● WHAT YOU ARE ASKED TO DO:
Wherever the word "name" shows up in a line, please copy that line.
====== DATA RECORDS
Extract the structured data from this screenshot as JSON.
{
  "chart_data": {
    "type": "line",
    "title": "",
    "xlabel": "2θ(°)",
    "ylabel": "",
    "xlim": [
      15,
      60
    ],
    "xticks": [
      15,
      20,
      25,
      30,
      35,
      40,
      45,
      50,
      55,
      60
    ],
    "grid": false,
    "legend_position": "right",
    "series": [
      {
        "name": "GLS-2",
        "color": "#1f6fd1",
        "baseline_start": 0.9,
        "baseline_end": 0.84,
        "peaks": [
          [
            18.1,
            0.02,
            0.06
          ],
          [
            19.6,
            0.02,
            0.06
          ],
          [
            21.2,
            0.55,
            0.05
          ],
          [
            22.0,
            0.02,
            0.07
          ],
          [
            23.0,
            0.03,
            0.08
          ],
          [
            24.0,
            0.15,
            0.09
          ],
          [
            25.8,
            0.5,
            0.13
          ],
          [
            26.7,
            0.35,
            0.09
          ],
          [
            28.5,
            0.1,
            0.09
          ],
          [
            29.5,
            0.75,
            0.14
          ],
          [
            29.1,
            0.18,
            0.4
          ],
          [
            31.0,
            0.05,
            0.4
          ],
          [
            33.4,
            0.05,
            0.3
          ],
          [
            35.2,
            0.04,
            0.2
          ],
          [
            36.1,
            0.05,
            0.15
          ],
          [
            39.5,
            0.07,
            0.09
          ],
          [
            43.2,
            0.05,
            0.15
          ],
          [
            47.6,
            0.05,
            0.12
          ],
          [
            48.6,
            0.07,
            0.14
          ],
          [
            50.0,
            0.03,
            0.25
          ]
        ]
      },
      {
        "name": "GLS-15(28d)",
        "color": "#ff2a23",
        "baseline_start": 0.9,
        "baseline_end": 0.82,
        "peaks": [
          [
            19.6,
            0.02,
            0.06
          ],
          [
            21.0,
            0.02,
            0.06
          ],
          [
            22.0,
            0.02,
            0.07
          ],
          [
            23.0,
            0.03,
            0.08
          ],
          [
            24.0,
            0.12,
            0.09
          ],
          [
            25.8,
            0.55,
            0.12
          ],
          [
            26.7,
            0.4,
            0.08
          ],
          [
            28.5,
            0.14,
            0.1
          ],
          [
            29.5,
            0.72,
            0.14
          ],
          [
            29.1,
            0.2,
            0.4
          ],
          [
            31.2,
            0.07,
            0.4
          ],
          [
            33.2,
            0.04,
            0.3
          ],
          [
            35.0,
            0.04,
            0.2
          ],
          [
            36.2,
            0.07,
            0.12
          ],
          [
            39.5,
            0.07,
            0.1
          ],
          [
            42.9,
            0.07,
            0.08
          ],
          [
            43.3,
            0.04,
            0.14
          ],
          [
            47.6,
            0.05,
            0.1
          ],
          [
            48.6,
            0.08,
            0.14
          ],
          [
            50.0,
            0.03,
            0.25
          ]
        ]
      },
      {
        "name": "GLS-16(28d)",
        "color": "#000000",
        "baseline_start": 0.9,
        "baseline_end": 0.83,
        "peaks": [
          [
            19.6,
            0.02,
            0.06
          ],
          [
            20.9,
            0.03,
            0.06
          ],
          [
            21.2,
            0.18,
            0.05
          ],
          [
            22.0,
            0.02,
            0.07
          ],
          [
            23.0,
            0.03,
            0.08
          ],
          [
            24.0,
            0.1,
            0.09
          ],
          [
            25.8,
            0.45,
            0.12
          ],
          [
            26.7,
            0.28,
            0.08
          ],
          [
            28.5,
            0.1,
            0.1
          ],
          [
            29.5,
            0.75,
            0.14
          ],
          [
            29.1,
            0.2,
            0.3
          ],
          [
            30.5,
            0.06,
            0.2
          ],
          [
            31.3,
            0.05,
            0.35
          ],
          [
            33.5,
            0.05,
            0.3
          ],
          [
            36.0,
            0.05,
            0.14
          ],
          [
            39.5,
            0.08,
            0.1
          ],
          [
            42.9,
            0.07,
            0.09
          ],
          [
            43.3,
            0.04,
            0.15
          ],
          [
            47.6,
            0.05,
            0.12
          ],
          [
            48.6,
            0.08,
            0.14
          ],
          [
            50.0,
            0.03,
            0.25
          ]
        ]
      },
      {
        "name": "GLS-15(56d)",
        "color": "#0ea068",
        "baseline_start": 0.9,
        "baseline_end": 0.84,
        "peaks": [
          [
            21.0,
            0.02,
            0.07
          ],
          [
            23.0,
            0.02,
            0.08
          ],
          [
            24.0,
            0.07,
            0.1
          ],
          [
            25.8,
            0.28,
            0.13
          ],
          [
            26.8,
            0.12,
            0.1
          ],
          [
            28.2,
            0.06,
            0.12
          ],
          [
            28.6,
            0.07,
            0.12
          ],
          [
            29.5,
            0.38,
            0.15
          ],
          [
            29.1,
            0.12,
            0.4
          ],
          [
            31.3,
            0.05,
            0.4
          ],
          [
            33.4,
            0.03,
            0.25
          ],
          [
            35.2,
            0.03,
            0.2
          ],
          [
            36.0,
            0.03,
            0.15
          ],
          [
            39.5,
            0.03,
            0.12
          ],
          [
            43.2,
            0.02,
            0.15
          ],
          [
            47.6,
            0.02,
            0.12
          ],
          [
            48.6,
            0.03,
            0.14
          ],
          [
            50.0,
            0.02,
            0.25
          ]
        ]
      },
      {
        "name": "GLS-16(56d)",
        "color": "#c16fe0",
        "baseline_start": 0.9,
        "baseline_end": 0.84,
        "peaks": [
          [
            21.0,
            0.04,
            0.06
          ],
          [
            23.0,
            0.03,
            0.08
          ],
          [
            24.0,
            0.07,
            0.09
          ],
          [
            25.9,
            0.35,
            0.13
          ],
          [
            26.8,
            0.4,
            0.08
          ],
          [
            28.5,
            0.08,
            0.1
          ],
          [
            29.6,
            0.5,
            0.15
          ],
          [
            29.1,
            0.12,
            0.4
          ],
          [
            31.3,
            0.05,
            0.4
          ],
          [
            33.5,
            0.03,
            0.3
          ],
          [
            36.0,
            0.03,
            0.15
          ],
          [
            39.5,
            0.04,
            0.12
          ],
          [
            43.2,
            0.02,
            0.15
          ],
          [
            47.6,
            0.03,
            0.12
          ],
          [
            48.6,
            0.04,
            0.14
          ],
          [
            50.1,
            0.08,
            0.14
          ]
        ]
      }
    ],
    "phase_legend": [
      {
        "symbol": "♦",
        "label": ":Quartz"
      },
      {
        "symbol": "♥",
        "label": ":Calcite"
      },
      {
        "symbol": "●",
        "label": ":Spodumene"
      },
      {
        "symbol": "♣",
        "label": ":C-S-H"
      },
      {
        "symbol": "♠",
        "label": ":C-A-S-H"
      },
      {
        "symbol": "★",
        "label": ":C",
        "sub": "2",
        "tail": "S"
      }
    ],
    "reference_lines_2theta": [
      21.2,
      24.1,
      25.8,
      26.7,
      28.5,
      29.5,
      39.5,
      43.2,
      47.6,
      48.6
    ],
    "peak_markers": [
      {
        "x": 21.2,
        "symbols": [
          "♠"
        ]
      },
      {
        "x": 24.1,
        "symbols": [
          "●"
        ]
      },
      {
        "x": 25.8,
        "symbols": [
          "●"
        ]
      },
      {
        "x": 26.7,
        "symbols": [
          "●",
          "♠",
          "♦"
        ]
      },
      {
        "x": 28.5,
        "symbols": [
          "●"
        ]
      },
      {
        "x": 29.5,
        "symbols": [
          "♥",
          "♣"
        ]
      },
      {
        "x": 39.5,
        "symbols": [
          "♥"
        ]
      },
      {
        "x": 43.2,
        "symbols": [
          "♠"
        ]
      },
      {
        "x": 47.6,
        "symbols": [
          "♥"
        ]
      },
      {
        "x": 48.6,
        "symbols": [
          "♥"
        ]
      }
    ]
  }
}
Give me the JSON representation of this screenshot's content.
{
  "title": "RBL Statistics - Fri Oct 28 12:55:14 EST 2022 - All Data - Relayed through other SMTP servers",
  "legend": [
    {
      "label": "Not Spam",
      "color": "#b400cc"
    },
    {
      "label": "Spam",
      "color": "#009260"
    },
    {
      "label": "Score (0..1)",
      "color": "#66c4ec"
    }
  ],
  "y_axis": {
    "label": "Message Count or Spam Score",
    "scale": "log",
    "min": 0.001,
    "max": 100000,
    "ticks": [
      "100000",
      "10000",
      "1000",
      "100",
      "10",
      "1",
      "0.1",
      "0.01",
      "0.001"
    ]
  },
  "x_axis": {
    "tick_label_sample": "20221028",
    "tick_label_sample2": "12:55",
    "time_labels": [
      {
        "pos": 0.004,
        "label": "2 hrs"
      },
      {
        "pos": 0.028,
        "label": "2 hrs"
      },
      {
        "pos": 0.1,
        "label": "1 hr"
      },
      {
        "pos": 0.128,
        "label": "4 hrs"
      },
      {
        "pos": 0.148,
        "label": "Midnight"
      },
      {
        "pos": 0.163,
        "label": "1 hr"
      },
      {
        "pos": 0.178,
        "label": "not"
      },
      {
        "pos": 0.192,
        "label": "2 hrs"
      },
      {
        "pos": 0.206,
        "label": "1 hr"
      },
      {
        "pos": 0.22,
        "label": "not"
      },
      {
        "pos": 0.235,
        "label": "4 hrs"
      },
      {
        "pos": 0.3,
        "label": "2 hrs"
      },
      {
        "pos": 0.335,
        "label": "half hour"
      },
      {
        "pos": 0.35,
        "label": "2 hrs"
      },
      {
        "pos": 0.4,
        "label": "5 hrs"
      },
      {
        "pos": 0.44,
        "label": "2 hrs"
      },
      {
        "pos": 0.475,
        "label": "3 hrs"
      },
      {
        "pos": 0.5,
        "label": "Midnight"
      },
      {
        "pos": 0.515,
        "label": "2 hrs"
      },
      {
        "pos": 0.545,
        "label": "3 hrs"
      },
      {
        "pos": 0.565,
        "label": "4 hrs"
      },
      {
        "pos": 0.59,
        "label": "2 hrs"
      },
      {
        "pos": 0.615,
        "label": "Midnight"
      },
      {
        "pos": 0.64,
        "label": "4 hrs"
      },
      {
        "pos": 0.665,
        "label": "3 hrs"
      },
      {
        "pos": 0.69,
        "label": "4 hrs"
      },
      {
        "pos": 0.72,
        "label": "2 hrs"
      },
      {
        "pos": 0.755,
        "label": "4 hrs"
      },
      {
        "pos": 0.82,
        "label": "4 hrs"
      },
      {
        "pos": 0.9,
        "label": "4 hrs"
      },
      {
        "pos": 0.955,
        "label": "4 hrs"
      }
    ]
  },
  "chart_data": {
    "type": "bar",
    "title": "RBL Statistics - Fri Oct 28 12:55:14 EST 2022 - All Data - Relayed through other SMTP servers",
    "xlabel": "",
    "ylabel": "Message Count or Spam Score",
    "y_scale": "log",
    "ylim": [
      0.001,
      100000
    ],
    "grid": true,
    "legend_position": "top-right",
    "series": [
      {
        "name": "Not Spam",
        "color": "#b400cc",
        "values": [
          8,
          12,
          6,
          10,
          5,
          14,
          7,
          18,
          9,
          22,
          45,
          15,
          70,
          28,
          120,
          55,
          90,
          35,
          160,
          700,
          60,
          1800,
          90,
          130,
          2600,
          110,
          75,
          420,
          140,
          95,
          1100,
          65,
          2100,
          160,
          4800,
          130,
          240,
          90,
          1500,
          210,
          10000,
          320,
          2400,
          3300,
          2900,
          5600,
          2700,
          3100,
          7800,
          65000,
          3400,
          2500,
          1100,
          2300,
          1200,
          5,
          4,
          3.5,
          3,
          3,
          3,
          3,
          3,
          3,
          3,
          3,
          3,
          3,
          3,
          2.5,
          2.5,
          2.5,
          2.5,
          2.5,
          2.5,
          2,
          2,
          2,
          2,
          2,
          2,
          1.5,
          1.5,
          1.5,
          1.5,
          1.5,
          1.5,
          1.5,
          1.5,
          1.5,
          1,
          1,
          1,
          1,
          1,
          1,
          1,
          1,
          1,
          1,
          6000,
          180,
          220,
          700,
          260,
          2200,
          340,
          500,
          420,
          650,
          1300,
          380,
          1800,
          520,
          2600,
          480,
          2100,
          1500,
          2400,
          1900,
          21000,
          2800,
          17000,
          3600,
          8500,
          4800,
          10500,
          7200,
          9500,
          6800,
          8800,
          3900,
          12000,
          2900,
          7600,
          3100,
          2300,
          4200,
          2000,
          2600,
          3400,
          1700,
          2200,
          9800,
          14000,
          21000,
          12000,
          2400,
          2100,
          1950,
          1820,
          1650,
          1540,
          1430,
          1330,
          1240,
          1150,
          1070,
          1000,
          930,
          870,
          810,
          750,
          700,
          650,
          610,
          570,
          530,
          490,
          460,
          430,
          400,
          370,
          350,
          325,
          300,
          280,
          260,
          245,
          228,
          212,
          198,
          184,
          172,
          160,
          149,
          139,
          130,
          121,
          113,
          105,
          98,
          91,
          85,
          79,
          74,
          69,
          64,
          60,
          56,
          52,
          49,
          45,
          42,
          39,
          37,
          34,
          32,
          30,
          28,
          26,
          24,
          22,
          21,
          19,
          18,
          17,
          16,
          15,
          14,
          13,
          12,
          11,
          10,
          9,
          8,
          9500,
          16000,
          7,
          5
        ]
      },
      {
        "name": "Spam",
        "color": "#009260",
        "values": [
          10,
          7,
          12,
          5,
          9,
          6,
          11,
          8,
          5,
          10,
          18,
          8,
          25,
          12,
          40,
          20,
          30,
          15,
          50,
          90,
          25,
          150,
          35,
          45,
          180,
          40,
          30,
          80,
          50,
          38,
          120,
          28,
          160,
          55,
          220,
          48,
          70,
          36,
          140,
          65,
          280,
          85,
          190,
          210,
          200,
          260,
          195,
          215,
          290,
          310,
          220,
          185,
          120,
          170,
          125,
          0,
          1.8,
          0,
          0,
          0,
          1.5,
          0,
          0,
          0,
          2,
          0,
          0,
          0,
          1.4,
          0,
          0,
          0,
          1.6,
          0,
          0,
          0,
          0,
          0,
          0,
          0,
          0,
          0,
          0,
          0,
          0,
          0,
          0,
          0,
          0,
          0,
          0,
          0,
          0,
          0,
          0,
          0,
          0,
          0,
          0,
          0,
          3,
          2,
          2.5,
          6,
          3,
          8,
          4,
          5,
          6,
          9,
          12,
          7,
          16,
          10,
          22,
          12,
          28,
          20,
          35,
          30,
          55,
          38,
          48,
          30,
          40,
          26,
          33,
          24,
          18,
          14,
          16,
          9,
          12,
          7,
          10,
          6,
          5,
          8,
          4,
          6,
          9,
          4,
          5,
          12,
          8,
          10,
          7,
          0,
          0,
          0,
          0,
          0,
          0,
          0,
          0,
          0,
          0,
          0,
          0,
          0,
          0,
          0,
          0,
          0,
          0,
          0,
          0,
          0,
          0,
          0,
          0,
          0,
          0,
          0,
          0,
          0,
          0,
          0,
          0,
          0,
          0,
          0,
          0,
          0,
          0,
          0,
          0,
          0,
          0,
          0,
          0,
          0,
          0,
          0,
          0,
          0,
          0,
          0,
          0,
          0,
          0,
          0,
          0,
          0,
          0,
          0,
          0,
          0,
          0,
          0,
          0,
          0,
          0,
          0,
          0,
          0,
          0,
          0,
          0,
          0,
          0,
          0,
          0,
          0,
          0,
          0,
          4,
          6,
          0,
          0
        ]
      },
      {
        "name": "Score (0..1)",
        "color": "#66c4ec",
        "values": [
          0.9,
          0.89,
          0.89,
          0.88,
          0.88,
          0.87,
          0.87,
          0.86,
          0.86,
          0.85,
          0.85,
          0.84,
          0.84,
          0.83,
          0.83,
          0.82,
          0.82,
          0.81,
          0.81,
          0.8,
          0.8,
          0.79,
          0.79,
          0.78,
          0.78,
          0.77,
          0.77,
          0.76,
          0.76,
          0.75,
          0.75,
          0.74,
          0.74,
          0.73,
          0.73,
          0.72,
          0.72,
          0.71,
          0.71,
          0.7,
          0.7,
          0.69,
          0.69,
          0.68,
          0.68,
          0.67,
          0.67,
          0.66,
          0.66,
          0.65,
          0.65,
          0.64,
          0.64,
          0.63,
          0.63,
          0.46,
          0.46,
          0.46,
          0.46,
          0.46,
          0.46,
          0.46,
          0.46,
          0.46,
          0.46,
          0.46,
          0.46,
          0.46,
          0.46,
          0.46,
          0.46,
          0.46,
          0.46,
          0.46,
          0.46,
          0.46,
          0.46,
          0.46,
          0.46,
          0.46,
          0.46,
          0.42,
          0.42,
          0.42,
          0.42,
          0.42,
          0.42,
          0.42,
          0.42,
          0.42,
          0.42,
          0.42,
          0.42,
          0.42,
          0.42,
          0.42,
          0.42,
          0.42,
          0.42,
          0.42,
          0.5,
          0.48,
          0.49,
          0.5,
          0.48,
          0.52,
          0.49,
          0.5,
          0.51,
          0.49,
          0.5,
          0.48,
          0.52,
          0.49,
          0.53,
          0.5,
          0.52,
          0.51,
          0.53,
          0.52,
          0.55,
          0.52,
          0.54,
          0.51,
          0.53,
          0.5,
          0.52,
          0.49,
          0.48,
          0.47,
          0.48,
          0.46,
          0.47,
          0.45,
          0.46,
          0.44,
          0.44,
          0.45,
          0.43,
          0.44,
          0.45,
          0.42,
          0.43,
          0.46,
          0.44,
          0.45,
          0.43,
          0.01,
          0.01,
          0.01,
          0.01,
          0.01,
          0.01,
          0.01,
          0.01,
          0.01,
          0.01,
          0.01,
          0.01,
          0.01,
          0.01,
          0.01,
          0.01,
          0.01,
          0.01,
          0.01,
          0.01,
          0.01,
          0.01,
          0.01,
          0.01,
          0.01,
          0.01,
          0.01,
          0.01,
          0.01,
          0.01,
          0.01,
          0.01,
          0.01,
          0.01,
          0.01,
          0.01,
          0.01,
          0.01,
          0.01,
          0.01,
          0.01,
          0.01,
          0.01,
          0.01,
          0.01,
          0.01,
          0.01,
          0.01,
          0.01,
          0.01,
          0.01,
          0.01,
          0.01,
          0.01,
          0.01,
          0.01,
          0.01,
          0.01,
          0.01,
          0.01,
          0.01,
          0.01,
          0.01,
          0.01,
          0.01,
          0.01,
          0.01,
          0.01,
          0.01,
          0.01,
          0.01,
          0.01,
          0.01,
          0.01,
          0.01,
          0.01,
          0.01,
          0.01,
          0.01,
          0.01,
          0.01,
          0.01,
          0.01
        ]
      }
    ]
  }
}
============
● SOLUTION FOR THIS PROBLEM:
        "name": "GLS-2",
        "name": "GLS-15(28d)",
        "name": "GLS-16(28d)",
        "name": "GLS-15(56d)",
        "name": "GLS-16(56d)",
        "name": "Not Spam",
        "name": "Spam",
        "name": "Score (0..1)",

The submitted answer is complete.